Please extract the full text about the FairTax below, reproducing every word and punctuation mark without change.

Selected excerpt:
━━━

The Fairtax: Opinions of Those in Support of This Tax Code Reform
The FairTax is a popular tax initiative espoused heavily by Neal Boortz. The initiative is considered by many liberal and Democratic politicians and party members to be squarely within the Republican and conservative side of politics, but the idea is gaining wide appeal from all sides of the political spectrum. It does, however, receive the most support from the Libertarian and conservative bases where the idea originated. A counter-proposal known as the Flat Tax has been circulated in response to the FairTax.
The Fairtax has a home web page where you can find out more information regarding the concept, find out what initiatives are currently being bandied about Congress, read others' opinions of the bill, sign the petition in support of the bill, or even make one-time or continuing financial donations in hopes of speeding the bill's passage. The following is the rhetoric of those who support the FairTax only; a subsequent article featuring opposition opinion will be published as well.

━━━

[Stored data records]
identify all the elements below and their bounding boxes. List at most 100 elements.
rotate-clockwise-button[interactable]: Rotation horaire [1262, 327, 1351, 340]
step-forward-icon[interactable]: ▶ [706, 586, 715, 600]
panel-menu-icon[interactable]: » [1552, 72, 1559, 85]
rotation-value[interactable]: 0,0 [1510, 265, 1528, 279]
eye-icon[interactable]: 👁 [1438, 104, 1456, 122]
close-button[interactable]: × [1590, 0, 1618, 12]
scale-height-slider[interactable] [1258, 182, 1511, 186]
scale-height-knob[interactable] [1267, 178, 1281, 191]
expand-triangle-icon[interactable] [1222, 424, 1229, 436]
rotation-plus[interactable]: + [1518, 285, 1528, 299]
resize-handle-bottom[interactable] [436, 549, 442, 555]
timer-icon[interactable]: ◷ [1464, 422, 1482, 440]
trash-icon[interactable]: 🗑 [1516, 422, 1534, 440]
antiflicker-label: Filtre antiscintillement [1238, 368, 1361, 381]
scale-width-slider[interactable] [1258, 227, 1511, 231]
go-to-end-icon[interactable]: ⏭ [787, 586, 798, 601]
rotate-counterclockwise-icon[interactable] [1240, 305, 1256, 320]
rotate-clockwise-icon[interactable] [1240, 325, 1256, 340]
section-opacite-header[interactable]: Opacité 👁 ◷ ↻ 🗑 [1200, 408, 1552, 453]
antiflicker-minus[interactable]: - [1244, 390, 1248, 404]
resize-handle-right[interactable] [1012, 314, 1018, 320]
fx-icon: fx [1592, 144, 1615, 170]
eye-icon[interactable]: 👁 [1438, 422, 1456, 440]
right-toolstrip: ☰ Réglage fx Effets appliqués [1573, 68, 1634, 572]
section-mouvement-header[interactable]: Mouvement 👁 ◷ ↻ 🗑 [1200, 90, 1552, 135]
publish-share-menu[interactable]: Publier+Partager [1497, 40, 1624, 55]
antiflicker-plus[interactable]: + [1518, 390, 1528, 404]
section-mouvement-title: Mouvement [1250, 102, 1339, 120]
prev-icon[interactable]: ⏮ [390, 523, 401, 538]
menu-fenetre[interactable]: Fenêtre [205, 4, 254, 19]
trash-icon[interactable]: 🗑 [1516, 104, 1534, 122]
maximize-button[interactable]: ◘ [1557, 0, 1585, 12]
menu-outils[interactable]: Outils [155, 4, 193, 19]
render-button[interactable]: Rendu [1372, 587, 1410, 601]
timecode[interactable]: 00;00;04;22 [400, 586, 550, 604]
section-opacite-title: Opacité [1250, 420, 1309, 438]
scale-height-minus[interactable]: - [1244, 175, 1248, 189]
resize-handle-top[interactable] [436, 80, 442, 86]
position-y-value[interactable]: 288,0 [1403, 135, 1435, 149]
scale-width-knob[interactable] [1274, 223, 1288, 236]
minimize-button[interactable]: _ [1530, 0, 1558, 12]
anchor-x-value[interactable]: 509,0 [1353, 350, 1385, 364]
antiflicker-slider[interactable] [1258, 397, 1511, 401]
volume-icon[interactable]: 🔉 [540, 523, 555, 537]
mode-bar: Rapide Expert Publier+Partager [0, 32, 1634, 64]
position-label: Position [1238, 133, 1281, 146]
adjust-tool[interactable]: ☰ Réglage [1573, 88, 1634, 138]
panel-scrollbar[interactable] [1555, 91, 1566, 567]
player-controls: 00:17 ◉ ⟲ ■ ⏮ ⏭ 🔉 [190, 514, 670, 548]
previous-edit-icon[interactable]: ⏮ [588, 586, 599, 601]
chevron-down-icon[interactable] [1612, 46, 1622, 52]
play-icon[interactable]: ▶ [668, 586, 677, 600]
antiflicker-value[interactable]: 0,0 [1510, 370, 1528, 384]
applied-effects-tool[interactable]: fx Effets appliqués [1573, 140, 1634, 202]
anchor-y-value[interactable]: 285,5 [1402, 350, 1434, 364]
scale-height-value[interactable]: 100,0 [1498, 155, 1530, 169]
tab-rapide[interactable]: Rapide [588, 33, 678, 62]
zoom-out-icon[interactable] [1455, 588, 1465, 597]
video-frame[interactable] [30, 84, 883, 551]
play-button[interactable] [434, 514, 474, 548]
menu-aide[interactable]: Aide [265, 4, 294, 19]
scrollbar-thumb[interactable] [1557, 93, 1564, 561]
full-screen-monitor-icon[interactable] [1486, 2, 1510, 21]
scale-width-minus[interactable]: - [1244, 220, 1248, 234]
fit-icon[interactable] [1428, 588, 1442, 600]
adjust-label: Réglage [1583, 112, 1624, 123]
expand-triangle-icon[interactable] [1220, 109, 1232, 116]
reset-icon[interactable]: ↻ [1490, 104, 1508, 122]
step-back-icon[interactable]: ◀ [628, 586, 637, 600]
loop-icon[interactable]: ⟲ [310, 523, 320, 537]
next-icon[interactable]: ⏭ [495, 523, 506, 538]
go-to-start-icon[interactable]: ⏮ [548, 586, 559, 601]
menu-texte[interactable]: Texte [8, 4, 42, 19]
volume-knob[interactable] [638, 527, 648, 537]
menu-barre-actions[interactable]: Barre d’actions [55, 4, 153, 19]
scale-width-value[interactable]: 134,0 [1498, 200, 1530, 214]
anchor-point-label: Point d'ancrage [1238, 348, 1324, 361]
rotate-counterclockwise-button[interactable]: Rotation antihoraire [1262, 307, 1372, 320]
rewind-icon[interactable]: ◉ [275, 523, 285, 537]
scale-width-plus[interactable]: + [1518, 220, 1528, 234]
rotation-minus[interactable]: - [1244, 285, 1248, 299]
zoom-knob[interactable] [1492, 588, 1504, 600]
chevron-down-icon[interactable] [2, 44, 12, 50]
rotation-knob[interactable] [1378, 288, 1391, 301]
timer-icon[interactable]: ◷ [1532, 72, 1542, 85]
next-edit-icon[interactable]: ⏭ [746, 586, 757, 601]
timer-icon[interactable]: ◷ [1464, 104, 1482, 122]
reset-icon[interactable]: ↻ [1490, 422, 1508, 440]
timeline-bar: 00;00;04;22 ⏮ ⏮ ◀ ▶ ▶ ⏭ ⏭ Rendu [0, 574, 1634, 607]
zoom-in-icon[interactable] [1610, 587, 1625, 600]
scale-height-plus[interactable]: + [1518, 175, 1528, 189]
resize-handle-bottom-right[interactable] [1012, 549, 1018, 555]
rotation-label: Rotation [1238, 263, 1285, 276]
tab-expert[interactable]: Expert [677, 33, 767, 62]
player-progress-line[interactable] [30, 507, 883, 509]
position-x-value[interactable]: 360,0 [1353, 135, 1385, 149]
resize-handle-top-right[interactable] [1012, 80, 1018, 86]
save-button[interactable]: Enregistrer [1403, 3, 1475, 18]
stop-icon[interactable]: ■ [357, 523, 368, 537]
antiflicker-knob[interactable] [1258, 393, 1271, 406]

━━━

Answer area:
The Fairtax: Opinions of Those in Support of This Tax Code Reform
The FairTax is a popular tax initiative espoused heavily by Neal Boortz. The initiative is considered by many liberal and Democratic politicians and party members to be squarely within the Republican and conservative side of politics, but the idea is gaining wide appeal from all sides of the political spectrum. It does, however, receive the most support from the Libertarian and conservative bases where the idea originated. A counter-proposal known as the Flat Tax has been circulated in response to the FairTax.
The Fairtax has a home web page where you can find out more information regarding the concept, find out what initiatives are currently being bandied about Congress, read others' opinions of the bill, sign the petition in support of the bill, or even make one-time or continuing financial donations in hopes of speeding the bill's passage. The following is the rhetoric of those who support the FairTax only; a subsequent article featuring opposition opinion will be published as well.